> [The problem] The records below need retyping in full; give them again exactly.

Figure content listings
╭──

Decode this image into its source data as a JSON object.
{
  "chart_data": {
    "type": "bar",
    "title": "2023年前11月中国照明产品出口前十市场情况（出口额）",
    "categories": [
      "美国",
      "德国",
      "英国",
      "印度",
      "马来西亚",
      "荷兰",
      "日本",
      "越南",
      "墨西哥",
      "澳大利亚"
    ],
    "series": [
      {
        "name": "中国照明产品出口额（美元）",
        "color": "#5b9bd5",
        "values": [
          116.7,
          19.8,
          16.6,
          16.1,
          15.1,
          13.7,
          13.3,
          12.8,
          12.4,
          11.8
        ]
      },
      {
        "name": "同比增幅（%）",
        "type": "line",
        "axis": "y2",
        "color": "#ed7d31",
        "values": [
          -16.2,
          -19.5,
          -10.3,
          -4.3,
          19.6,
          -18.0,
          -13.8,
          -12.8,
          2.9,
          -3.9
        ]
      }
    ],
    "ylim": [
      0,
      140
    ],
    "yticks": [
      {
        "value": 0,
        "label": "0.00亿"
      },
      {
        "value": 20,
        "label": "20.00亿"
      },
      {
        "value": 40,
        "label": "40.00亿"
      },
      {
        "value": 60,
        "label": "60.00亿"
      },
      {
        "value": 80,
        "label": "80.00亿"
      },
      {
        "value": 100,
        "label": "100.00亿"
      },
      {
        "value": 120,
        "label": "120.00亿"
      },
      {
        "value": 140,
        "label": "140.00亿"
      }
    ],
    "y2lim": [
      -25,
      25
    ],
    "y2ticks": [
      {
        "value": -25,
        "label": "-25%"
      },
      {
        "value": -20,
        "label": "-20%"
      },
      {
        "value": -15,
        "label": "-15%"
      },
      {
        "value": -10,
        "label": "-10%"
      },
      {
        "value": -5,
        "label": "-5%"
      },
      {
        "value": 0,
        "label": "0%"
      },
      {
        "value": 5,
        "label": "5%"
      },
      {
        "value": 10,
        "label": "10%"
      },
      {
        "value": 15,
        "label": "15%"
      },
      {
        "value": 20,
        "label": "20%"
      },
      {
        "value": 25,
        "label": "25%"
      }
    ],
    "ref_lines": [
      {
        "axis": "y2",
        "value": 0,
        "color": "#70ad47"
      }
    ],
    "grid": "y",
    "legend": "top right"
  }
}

╰──

> [Solution to the exercise]
Decode this image into its source data as a JSON object.
{
  "chart_data": {
    "type": "bar",
    "title": "2023年前11月中国照明产品出口前十市场情况（出口额）",
    "categories": [
      "美国",
      "德国",
      "英国",
      "印度",
      "马来西亚",
      "荷兰",
      "日本",
      "越南",
      "墨西哥",
      "澳大利亚"
    ],
    "series": [
      {
        "name": "中国照明产品出口额（美元）",
        "color": "#5b9bd5",
        "values": [
          116.7,
          19.8,
          16.6,
          16.1,
          15.1,
          13.7,
          13.3,
          12.8,
          12.4,
          11.8
        ]
      },
      {
        "name": "同比增幅（%）",
        "type": "line",
        "axis": "y2",
        "color": "#ed7d31",
        "values": [
          -16.2,
          -19.5,
          -10.3,
          -4.3,
          19.6,
          -18.0,
          -13.8,
          -12.8,
          2.9,
          -3.9
        ]
      }
    ],
    "ylim": [
      0,
      140
    ],
    "yticks": [
      {
        "value": 0,
        "label": "0.00亿"
      },
      {
        "value": 20,
        "label": "20.00亿"
      },
      {
        "value": 40,
        "label": "40.00亿"
      },
      {
        "value": 60,
        "label": "60.00亿"
      },
      {
        "value": 80,
        "label": "80.00亿"
      },
      {
        "value": 100,
        "label": "100.00亿"
      },
      {
        "value": 120,
        "label": "120.00亿"
      },
      {
        "value": 140,
        "label": "140.00亿"
      }
    ],
    "y2lim": [
      -25,
      25
    ],
    "y2ticks": [
      {
        "value": -25,
        "label": "-25%"
      },
      {
        "value": -20,
        "label": "-20%"
      },
      {
        "value": -15,
        "label": "-15%"
      },
      {
        "value": -10,
        "label": "-10%"
      },
      {
        "value": -5,
        "label": "-5%"
      },
      {
        "value": 0,
        "label": "0%"
      },
      {
        "value": 5,
        "label": "5%"
      },
      {
        "value": 10,
        "label": "10%"
      },
      {
        "value": 15,
        "label": "15%"
      },
      {
        "value": 20,
        "label": "20%"
      },
      {
        "value": 25,
        "label": "25%"
      }
    ],
    "ref_lines": [
      {
        "axis": "y2",
        "value": 0,
        "color": "#70ad47"
      }
    ],
    "grid": "y",
    "legend": "top right"
  }
}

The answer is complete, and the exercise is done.